» **Provided material**:
····················
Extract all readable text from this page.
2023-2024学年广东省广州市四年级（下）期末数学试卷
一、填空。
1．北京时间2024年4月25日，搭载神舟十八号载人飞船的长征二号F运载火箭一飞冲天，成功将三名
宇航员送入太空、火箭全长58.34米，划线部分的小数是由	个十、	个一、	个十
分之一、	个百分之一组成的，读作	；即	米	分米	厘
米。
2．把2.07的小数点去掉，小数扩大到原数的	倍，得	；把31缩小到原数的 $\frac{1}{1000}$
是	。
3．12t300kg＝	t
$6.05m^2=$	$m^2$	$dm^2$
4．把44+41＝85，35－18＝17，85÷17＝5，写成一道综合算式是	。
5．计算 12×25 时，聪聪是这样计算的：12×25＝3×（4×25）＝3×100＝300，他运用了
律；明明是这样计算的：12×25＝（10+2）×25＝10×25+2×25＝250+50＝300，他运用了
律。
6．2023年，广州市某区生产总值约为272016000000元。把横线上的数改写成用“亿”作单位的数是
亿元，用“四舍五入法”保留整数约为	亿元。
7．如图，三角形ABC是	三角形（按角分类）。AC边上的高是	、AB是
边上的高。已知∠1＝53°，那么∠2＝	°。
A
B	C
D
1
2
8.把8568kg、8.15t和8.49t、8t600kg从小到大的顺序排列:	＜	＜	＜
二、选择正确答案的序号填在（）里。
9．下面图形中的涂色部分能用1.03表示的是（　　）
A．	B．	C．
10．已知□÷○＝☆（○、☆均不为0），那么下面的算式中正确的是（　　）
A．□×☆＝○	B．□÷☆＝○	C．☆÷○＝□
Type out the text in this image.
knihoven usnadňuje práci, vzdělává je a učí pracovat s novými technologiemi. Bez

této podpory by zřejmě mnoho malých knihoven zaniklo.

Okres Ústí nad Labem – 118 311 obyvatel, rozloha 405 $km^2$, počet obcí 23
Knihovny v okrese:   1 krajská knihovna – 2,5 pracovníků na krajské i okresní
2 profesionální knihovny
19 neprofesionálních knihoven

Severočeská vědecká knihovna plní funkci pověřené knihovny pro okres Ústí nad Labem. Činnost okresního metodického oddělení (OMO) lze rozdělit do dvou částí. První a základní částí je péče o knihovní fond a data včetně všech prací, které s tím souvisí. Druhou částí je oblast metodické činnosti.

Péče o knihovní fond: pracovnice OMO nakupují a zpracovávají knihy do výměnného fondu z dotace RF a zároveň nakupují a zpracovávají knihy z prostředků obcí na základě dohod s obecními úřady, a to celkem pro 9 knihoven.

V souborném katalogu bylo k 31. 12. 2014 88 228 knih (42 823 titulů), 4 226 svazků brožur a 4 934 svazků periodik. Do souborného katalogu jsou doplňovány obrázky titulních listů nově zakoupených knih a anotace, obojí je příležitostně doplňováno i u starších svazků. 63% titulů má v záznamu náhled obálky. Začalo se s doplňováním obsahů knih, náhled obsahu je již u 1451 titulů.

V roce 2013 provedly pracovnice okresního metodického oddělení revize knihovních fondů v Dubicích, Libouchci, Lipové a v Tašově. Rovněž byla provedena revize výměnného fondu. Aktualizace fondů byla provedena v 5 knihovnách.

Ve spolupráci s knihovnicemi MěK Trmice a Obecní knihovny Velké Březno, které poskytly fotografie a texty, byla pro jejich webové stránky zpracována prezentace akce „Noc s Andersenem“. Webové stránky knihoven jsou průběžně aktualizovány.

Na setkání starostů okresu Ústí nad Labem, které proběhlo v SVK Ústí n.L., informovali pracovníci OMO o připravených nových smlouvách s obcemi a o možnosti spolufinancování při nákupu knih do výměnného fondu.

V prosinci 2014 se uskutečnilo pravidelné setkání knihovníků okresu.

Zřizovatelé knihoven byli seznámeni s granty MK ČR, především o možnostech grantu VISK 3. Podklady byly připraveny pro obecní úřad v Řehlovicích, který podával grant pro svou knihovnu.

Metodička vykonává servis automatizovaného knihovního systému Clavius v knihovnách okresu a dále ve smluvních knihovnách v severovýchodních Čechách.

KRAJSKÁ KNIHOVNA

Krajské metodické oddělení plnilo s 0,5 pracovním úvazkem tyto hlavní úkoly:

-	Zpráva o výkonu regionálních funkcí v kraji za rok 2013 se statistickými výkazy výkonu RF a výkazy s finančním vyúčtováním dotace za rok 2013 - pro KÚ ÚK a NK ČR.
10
····················
Write the entries again, exactly as they stand.

» **Result for this exercise**:
Extract all readable text from this page.
2023-2024学年广东省广州市四年级（下）期末数学试卷
一、填空。
1．北京时间2024年4月25日，搭载神舟十八号载人飞船的长征二号F运载火箭一飞冲天，成功将三名
宇航员送入太空、火箭全长58.34米，划线部分的小数是由	个十、	个一、	个十
分之一、	个百分之一组成的，读作	；即	米	分米	厘
米。
2．把2.07的小数点去掉，小数扩大到原数的	倍，得	；把31缩小到原数的 $\frac{1}{1000}$
是	。
3．12t300kg＝	t
$6.05m^2=$	$m^2$	$dm^2$
4．把44+41＝85，35－18＝17，85÷17＝5，写成一道综合算式是	。
5．计算 12×25 时，聪聪是这样计算的：12×25＝3×（4×25）＝3×100＝300，他运用了
律；明明是这样计算的：12×25＝（10+2）×25＝10×25+2×25＝250+50＝300，他运用了
律。
6．2023年，广州市某区生产总值约为272016000000元。把横线上的数改写成用“亿”作单位的数是
亿元，用“四舍五入法”保留整数约为	亿元。
7．如图，三角形ABC是	三角形（按角分类）。AC边上的高是	、AB是
边上的高。已知∠1＝53°，那么∠2＝	°。
A
B	C
D
1
2
8.把8568kg、8.15t和8.49t、8t600kg从小到大的顺序排列:	＜	＜	＜
二、选择正确答案的序号填在（）里。
9．下面图形中的涂色部分能用1.03表示的是（　　）
A．	B．	C．
10．已知□÷○＝☆（○、☆均不为0），那么下面的算式中正确的是（　　）
A．□×☆＝○	B．□÷☆＝○	C．☆÷○＝□
Type out the text in this image.
knihoven usnadňuje práci, vzdělává je a učí pracovat s novými technologiemi. Bez

této podpory by zřejmě mnoho malých knihoven zaniklo.

Okres Ústí nad Labem – 118 311 obyvatel, rozloha 405 $km^2$, počet obcí 23
Knihovny v okrese:   1 krajská knihovna – 2,5 pracovníků na krajské i okresní
2 profesionální knihovny
19 neprofesionálních knihoven

Severočeská vědecká knihovna plní funkci pověřené knihovny pro okres Ústí nad Labem. Činnost okresního metodického oddělení (OMO) lze rozdělit do dvou částí. První a základní částí je péče o knihovní fond a data včetně všech prací, které s tím souvisí. Druhou částí je oblast metodické činnosti.

Péče o knihovní fond: pracovnice OMO nakupují a zpracovávají knihy do výměnného fondu z dotace RF a zároveň nakupují a zpracovávají knihy z prostředků obcí na základě dohod s obecními úřady, a to celkem pro 9 knihoven.

V souborném katalogu bylo k 31. 12. 2014 88 228 knih (42 823 titulů), 4 226 svazků brožur a 4 934 svazků periodik. Do souborného katalogu jsou doplňovány obrázky titulních listů nově zakoupených knih a anotace, obojí je příležitostně doplňováno i u starších svazků. 63% titulů má v záznamu náhled obálky. Začalo se s doplňováním obsahů knih, náhled obsahu je již u 1451 titulů.

V roce 2013 provedly pracovnice okresního metodického oddělení revize knihovních fondů v Dubicích, Libouchci, Lipové a v Tašově. Rovněž byla provedena revize výměnného fondu. Aktualizace fondů byla provedena v 5 knihovnách.

Ve spolupráci s knihovnicemi MěK Trmice a Obecní knihovny Velké Březno, které poskytly fotografie a texty, byla pro jejich webové stránky zpracována prezentace akce „Noc s Andersenem“. Webové stránky knihoven jsou průběžně aktualizovány.

Na setkání starostů okresu Ústí nad Labem, které proběhlo v SVK Ústí n.L., informovali pracovníci OMO o připravených nových smlouvách s obcemi a o možnosti spolufinancování při nákupu knih do výměnného fondu.

V prosinci 2014 se uskutečnilo pravidelné setkání knihovníků okresu.

Zřizovatelé knihoven byli seznámeni s granty MK ČR, především o možnostech grantu VISK 3. Podklady byly připraveny pro obecní úřad v Řehlovicích, který podával grant pro svou knihovnu.

Metodička vykonává servis automatizovaného knihovního systému Clavius v knihovnách okresu a dále ve smluvních knihovnách v severovýchodních Čechách.

KRAJSKÁ KNIHOVNA

Krajské metodické oddělení plnilo s 0,5 pracovním úvazkem tyto hlavní úkoly:

-	Zpráva o výkonu regionálních funkcí v kraji za rok 2013 se statistickými výkazy výkonu RF a výkazy s finančním vyúčtováním dotace za rok 2013 - pro KÚ ÚK a NK ČR.
10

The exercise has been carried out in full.